Data section |
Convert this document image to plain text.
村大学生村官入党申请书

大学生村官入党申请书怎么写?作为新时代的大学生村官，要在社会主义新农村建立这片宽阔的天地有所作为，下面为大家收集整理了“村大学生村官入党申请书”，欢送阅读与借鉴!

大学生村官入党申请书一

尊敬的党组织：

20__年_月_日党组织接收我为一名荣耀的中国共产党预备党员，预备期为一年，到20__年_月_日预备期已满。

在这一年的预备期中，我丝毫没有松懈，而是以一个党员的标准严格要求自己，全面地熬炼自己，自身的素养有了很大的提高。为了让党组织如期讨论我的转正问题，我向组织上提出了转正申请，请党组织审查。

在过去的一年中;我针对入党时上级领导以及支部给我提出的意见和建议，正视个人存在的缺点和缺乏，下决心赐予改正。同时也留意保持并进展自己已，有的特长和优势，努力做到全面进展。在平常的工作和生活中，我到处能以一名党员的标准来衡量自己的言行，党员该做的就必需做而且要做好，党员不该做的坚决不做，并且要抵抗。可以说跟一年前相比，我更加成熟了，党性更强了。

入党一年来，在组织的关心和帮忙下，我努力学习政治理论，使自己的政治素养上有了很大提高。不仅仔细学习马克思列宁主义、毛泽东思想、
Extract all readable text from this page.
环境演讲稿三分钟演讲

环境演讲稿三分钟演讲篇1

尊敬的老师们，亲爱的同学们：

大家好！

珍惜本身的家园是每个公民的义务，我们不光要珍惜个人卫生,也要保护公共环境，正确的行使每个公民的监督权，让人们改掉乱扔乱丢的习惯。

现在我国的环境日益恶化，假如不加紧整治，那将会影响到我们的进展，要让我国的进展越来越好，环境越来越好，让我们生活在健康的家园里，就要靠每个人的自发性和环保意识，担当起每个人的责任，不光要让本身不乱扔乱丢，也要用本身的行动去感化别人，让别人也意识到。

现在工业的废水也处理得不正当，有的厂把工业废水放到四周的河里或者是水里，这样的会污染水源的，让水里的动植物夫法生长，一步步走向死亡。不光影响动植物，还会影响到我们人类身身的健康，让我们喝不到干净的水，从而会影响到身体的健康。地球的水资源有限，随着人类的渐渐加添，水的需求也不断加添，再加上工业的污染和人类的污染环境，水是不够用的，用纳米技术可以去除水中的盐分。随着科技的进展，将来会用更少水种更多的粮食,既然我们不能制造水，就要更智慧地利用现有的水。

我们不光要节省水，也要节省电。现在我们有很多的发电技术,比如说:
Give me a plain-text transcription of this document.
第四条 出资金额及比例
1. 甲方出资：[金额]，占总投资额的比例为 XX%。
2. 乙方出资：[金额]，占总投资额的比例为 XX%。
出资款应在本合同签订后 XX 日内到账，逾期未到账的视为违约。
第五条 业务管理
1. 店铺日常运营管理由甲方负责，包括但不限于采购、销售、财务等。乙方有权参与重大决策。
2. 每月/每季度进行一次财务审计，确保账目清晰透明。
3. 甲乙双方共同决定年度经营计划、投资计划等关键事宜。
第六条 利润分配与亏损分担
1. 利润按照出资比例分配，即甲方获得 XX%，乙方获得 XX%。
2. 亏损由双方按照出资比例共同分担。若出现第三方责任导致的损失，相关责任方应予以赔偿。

Written request |
Return the material in full, exactly as shown.

Result of the exercise |
Convert this document image to plain text.
村大学生村官入党申请书

大学生村官入党申请书怎么写?作为新时代的大学生村官，要在社会主义新农村建立这片宽阔的天地有所作为，下面为大家收集整理了“村大学生村官入党申请书”，欢送阅读与借鉴!

大学生村官入党申请书一

尊敬的党组织：

20__年_月_日党组织接收我为一名荣耀的中国共产党预备党员，预备期为一年，到20__年_月_日预备期已满。

在这一年的预备期中，我丝毫没有松懈，而是以一个党员的标准严格要求自己，全面地熬炼自己，自身的素养有了很大的提高。为了让党组织如期讨论我的转正问题，我向组织上提出了转正申请，请党组织审查。

在过去的一年中;我针对入党时上级领导以及支部给我提出的意见和建议，正视个人存在的缺点和缺乏，下决心赐予改正。同时也留意保持并进展自己已，有的特长和优势，努力做到全面进展。在平常的工作和生活中，我到处能以一名党员的标准来衡量自己的言行，党员该做的就必需做而且要做好，党员不该做的坚决不做，并且要抵抗。可以说跟一年前相比，我更加成熟了，党性更强了。

入党一年来，在组织的关心和帮忙下，我努力学习政治理论，使自己的政治素养上有了很大提高。不仅仔细学习马克思列宁主义、毛泽东思想、
Extract all readable text from this page.
环境演讲稿三分钟演讲

环境演讲稿三分钟演讲篇1

尊敬的老师们，亲爱的同学们：

大家好！

珍惜本身的家园是每个公民的义务，我们不光要珍惜个人卫生,也要保护公共环境，正确的行使每个公民的监督权，让人们改掉乱扔乱丢的习惯。

现在我国的环境日益恶化，假如不加紧整治，那将会影响到我们的进展，要让我国的进展越来越好，环境越来越好，让我们生活在健康的家园里，就要靠每个人的自发性和环保意识，担当起每个人的责任，不光要让本身不乱扔乱丢，也要用本身的行动去感化别人，让别人也意识到。

现在工业的废水也处理得不正当，有的厂把工业废水放到四周的河里或者是水里，这样的会污染水源的，让水里的动植物夫法生长，一步步走向死亡。不光影响动植物，还会影响到我们人类身身的健康，让我们喝不到干净的水，从而会影响到身体的健康。地球的水资源有限，随着人类的渐渐加添，水的需求也不断加添，再加上工业的污染和人类的污染环境，水是不够用的，用纳米技术可以去除水中的盐分。随着科技的进展，将来会用更少水种更多的粮食,既然我们不能制造水，就要更智慧地利用现有的水。

我们不光要节省水，也要节省电。现在我们有很多的发电技术,比如说:
Give me a plain-text transcription of this document.
第四条 出资金额及比例
1. 甲方出资：[金额]，占总投资额的比例为 XX%。
2. 乙方出资：[金额]，占总投资额的比例为 XX%。
出资款应在本合同签订后 XX 日内到账，逾期未到账的视为违约。
第五条 业务管理
1. 店铺日常运营管理由甲方负责，包括但不限于采购、销售、财务等。乙方有权参与重大决策。
2. 每月/每季度进行一次财务审计，确保账目清晰透明。
3. 甲乙双方共同决定年度经营计划、投资计划等关键事宜。
第六条 利润分配与亏损分担
1. 利润按照出资比例分配，即甲方获得 XX%，乙方获得 XX%。
2. 亏损由双方按照出资比例共同分担。若出现第三方责任导致的损失，相关责任方应予以赔偿。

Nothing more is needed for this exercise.